What the task requires = Reading down the listing below, count the lines where the word "total" shows up, then give only that count.

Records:
# # #

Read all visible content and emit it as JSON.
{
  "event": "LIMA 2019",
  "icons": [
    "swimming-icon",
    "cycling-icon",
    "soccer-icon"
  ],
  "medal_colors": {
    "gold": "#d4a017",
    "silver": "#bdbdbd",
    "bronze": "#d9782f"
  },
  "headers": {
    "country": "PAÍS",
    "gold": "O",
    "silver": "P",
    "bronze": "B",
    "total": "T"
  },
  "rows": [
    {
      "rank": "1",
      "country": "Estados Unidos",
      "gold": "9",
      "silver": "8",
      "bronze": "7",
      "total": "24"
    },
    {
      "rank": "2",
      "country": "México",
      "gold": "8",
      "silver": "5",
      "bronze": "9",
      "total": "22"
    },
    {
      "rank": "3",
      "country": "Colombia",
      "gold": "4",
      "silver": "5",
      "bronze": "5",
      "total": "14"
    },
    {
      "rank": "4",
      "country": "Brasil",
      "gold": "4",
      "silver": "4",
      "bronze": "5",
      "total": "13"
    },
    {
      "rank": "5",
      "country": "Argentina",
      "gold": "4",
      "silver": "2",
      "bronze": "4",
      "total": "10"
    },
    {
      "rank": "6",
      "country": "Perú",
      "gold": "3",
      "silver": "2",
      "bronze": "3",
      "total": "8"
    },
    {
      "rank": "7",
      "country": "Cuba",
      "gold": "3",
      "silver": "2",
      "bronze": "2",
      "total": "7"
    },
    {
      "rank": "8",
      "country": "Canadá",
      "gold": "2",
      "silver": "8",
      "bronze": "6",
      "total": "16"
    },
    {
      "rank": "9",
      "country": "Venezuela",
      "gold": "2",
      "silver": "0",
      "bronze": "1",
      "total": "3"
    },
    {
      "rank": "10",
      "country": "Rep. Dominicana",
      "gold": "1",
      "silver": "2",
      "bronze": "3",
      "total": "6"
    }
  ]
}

# # #

Solution to the problem = 11